§ **Given problem**: Extract, from the records beneath this instruction, each line that contains the word "distribution".

Extracts from a graphics dataset:
-*-*-

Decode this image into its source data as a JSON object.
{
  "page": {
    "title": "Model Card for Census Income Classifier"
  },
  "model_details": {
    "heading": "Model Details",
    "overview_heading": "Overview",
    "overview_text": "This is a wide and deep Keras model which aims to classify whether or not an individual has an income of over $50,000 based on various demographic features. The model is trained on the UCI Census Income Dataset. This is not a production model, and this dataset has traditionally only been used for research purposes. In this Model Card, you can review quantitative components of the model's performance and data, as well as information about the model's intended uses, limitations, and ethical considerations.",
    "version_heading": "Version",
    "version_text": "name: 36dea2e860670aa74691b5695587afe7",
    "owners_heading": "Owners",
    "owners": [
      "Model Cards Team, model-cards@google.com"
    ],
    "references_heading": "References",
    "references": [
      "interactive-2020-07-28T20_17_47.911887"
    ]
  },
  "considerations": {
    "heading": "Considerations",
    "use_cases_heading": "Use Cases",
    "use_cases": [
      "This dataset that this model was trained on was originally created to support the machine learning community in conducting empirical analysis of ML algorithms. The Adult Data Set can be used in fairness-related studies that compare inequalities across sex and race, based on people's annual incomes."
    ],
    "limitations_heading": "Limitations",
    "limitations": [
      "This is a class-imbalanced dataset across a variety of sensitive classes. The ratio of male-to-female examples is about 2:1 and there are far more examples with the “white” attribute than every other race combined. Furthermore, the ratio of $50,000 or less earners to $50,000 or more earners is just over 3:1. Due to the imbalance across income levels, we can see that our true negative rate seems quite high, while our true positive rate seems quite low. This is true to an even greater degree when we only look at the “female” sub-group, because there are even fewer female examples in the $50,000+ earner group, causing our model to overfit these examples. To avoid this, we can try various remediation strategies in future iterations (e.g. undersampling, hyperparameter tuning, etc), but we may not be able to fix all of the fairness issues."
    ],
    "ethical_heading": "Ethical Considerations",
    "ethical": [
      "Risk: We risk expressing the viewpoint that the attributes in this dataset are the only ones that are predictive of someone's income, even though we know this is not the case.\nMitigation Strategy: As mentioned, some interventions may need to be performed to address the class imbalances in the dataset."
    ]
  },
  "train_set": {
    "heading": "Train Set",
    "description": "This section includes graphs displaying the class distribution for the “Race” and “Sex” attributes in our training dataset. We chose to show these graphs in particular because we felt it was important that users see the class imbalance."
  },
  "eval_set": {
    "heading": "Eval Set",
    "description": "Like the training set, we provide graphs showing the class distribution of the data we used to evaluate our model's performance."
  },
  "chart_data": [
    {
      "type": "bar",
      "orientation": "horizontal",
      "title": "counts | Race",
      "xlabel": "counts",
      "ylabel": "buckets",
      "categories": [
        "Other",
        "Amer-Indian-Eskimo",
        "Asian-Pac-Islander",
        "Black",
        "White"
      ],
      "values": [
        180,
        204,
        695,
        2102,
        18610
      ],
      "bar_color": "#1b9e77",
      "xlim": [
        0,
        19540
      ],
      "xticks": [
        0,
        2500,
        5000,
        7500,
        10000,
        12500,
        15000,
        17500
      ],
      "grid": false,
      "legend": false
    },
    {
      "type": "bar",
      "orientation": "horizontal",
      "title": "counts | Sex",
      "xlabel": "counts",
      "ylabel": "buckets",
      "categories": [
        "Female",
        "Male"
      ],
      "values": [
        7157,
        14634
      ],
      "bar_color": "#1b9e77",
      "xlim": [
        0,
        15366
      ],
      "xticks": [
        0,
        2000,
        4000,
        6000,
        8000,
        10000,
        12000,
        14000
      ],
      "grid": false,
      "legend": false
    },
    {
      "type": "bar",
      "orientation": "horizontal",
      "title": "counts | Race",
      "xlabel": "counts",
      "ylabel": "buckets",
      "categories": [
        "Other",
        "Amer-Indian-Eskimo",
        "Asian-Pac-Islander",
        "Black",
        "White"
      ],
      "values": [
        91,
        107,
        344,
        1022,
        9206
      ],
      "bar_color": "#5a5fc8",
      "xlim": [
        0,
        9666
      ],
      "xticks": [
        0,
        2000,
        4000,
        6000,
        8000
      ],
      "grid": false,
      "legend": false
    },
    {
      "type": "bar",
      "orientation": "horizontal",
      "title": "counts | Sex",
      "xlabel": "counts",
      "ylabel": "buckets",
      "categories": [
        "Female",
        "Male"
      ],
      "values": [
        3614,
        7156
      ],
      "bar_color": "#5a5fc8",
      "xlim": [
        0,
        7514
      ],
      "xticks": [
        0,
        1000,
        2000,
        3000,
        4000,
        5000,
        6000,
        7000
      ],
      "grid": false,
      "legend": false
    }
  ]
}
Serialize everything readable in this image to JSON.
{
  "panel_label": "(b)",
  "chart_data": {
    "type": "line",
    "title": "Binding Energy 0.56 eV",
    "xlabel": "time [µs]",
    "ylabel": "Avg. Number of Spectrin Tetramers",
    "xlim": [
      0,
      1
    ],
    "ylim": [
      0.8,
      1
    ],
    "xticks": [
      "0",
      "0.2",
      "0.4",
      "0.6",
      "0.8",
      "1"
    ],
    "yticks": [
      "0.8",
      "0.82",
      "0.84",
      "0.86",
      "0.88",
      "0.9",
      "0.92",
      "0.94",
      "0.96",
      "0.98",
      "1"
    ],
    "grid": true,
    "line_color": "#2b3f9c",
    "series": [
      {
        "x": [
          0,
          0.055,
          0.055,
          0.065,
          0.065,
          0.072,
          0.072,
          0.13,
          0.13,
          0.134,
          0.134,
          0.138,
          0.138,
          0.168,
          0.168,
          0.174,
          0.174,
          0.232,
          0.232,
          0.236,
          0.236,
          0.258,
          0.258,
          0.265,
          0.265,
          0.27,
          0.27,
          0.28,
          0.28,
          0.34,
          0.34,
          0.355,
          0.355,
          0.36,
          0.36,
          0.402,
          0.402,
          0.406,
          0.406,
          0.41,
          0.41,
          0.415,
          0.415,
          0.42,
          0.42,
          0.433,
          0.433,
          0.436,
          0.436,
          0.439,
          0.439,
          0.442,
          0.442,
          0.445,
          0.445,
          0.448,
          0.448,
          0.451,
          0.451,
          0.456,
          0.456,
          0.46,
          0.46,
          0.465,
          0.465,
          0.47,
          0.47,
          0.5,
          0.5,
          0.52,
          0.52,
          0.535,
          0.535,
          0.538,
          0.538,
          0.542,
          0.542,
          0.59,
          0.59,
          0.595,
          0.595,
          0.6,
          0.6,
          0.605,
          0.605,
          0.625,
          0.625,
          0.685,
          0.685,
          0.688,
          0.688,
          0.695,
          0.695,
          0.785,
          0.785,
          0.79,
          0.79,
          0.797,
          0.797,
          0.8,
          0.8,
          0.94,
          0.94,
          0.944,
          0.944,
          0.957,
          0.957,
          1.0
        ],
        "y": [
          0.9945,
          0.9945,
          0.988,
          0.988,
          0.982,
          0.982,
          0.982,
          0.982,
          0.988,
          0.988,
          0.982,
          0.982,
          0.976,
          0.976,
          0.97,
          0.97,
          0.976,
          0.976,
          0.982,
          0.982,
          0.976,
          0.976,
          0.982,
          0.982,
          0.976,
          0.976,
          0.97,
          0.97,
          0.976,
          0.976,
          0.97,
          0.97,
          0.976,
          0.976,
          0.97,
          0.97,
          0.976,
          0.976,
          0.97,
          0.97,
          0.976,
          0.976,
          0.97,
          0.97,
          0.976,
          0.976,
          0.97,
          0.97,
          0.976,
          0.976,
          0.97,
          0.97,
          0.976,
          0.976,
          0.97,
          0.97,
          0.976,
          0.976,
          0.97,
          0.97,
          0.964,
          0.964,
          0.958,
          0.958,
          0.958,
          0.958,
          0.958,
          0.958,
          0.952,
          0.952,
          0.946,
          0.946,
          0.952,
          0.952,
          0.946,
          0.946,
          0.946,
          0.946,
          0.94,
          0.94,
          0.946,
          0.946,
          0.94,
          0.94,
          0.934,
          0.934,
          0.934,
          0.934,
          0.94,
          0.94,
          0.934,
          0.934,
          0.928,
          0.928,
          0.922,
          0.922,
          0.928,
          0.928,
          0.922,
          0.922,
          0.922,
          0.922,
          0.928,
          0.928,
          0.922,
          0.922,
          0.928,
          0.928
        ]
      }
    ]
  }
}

-*-*-

§ **Output below**:
    "description": "This section includes graphs displaying the class distribution for the “Race” and “Sex” attributes in our training dataset. We chose to show these graphs in particular because we felt it was important that users see the class imbalance."
    "description": "Like the training set, we provide graphs showing the class distribution of the data we used to evaluate our model's performance."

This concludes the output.